Update the entries from the first one through the line that contains "q17-figures: A (90, 499, 840, 646)", replacing each "apparatus" with "device" and leaving everything else unchanged.

>> BEGIN MATERIAL SUPPLIED

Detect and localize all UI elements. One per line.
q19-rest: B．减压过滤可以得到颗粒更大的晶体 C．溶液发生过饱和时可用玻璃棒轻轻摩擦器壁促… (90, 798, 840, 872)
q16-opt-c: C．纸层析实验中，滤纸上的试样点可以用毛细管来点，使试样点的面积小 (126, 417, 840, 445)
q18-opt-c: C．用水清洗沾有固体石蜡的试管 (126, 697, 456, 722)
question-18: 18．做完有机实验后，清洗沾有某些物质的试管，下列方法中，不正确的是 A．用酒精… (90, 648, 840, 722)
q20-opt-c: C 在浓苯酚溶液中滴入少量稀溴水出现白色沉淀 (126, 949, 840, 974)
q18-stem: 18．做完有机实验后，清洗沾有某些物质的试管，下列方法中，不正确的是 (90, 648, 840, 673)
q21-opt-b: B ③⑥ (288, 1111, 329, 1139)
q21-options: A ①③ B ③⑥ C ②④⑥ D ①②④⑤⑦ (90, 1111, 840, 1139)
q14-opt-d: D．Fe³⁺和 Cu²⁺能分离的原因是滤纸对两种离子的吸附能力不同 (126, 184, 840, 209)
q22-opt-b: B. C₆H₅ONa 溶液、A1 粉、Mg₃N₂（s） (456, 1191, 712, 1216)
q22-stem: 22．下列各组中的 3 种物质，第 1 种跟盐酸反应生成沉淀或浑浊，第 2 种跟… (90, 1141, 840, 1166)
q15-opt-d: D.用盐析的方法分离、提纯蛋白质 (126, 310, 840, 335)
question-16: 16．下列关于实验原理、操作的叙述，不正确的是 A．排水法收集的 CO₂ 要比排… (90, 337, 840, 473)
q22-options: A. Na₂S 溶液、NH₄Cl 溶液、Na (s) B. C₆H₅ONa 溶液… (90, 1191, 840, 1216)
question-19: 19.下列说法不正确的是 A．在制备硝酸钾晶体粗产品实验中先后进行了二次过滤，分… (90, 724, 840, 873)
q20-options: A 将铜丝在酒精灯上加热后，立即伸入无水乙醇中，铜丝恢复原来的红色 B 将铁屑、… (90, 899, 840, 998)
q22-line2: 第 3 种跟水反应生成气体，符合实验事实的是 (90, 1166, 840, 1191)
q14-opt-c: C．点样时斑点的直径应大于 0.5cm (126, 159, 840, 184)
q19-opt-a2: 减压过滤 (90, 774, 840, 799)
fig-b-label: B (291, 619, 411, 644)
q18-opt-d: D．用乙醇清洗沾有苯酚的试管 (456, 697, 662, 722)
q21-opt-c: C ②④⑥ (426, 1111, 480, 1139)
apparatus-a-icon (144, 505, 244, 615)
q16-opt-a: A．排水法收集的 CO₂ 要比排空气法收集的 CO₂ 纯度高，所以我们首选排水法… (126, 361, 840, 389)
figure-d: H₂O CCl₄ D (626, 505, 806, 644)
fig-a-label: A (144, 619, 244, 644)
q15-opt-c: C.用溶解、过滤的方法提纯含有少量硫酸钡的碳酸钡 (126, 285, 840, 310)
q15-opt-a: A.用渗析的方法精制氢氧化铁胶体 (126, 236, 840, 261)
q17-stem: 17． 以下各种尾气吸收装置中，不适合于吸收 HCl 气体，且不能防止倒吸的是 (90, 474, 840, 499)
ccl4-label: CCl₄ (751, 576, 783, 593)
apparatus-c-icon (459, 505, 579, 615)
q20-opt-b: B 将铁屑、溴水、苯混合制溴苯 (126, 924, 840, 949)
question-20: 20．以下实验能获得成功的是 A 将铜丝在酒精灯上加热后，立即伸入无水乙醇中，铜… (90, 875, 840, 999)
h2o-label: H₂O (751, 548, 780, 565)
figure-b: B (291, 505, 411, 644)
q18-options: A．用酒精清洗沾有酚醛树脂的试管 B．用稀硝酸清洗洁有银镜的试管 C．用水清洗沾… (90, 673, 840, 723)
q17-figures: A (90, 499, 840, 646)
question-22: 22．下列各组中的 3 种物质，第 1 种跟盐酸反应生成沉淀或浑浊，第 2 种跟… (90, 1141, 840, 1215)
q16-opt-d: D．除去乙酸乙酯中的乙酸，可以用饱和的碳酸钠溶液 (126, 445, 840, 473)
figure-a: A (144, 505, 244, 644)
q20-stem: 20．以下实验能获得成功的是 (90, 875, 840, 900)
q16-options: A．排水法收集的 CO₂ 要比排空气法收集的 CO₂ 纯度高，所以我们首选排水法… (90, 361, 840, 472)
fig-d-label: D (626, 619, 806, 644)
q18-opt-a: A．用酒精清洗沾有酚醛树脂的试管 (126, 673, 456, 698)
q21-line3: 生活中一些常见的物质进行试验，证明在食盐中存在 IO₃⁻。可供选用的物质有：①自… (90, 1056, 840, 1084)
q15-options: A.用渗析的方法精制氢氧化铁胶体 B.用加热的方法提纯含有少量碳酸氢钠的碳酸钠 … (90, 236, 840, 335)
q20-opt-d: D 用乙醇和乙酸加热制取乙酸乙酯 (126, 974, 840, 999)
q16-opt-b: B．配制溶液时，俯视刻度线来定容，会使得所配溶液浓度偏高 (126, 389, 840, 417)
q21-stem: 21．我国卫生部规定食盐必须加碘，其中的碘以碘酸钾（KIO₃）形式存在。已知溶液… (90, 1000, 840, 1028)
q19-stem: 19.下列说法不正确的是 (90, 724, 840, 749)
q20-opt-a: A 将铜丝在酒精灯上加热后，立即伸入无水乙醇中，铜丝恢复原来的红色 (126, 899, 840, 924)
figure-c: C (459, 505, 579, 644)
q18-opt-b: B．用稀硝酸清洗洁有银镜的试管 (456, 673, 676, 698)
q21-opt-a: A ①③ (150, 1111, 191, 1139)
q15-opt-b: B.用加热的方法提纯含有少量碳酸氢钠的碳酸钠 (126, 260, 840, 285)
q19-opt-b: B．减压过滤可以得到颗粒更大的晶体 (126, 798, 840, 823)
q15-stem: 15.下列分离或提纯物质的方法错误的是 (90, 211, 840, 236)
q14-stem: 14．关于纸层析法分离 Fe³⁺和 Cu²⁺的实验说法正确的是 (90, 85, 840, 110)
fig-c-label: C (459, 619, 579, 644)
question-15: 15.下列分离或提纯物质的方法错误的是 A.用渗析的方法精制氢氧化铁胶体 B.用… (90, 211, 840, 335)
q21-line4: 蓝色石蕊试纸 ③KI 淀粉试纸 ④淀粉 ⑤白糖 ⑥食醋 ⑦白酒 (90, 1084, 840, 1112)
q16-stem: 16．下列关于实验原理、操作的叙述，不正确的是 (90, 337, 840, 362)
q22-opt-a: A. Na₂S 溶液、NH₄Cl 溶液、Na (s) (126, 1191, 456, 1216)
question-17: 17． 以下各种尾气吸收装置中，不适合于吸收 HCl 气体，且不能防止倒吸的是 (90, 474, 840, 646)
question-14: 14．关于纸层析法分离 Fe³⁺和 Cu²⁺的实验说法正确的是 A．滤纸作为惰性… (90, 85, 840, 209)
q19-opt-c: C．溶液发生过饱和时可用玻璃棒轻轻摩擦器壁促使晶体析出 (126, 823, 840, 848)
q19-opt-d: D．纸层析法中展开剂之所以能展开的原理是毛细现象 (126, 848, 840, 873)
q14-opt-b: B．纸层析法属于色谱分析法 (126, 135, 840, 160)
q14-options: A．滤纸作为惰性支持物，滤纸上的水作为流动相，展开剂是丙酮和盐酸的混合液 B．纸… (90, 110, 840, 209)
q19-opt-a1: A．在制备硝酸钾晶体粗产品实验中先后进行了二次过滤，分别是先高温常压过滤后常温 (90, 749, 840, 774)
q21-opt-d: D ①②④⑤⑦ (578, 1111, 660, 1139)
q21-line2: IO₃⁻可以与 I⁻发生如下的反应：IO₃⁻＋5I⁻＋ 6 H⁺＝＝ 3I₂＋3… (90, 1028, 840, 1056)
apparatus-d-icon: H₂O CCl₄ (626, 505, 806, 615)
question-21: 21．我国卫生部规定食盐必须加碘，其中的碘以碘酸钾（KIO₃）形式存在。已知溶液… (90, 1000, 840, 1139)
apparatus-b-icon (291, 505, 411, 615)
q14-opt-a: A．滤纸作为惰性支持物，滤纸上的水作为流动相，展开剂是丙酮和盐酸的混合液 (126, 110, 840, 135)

>> END MATERIAL SUPPLIED

■ **EXERCISE SOLUTION**:
Detect and localize all UI elements. One per line.
q19-rest: B．减压过滤可以得到颗粒更大的晶体 C．溶液发生过饱和时可用玻璃棒轻轻摩擦器壁促… (90, 798, 840, 872)
q16-opt-c: C．纸层析实验中，滤纸上的试样点可以用毛细管来点，使试样点的面积小 (126, 417, 840, 445)
q18-opt-c: C．用水清洗沾有固体石蜡的试管 (126, 697, 456, 722)
question-18: 18．做完有机实验后，清洗沾有某些物质的试管，下列方法中，不正确的是 A．用酒精… (90, 648, 840, 722)
q20-opt-c: C 在浓苯酚溶液中滴入少量稀溴水出现白色沉淀 (126, 949, 840, 974)
q18-stem: 18．做完有机实验后，清洗沾有某些物质的试管，下列方法中，不正确的是 (90, 648, 840, 673)
q21-opt-b: B ③⑥ (288, 1111, 329, 1139)
q21-options: A ①③ B ③⑥ C ②④⑥ D ①②④⑤⑦ (90, 1111, 840, 1139)
q14-opt-d: D．Fe³⁺和 Cu²⁺能分离的原因是滤纸对两种离子的吸附能力不同 (126, 184, 840, 209)
q22-opt-b: B. C₆H₅ONa 溶液、A1 粉、Mg₃N₂（s） (456, 1191, 712, 1216)
q22-stem: 22．下列各组中的 3 种物质，第 1 种跟盐酸反应生成沉淀或浑浊，第 2 种跟… (90, 1141, 840, 1166)
q15-opt-d: D.用盐析的方法分离、提纯蛋白质 (126, 310, 840, 335)
question-16: 16．下列关于实验原理、操作的叙述，不正确的是 A．排水法收集的 CO₂ 要比排… (90, 337, 840, 473)
q22-options: A. Na₂S 溶液、NH₄Cl 溶液、Na (s) B. C₆H₅ONa 溶液… (90, 1191, 840, 1216)
question-19: 19.下列说法不正确的是 A．在制备硝酸钾晶体粗产品实验中先后进行了二次过滤，分… (90, 724, 840, 873)
q20-options: A 将铜丝在酒精灯上加热后，立即伸入无水乙醇中，铜丝恢复原来的红色 B 将铁屑、… (90, 899, 840, 998)
q22-line2: 第 3 种跟水反应生成气体，符合实验事实的是 (90, 1166, 840, 1191)
q14-opt-c: C．点样时斑点的直径应大于 0.5cm (126, 159, 840, 184)
q19-opt-a2: 减压过滤 (90, 774, 840, 799)
fig-b-label: B (291, 619, 411, 644)
q18-opt-d: D．用乙醇清洗沾有苯酚的试管 (456, 697, 662, 722)
q21-opt-c: C ②④⑥ (426, 1111, 480, 1139)
device-a-icon (144, 505, 244, 615)
q16-opt-a: A．排水法收集的 CO₂ 要比排空气法收集的 CO₂ 纯度高，所以我们首选排水法… (126, 361, 840, 389)
figure-d: H₂O CCl₄ D (626, 505, 806, 644)
fig-a-label: A (144, 619, 244, 644)
q15-opt-c: C.用溶解、过滤的方法提纯含有少量硫酸钡的碳酸钡 (126, 285, 840, 310)
q15-opt-a: A.用渗析的方法精制氢氧化铁胶体 (126, 236, 840, 261)
q17-stem: 17． 以下各种尾气吸收装置中，不适合于吸收 HCl 气体，且不能防止倒吸的是 (90, 474, 840, 499)
ccl4-label: CCl₄ (751, 576, 783, 593)
device-c-icon (459, 505, 579, 615)
q20-opt-b: B 将铁屑、溴水、苯混合制溴苯 (126, 924, 840, 949)
question-20: 20．以下实验能获得成功的是 A 将铜丝在酒精灯上加热后，立即伸入无水乙醇中，铜… (90, 875, 840, 999)
h2o-label: H₂O (751, 548, 780, 565)
figure-b: B (291, 505, 411, 644)
q18-options: A．用酒精清洗沾有酚醛树脂的试管 B．用稀硝酸清洗洁有银镜的试管 C．用水清洗沾… (90, 673, 840, 723)
q17-figures: A (90, 499, 840, 646)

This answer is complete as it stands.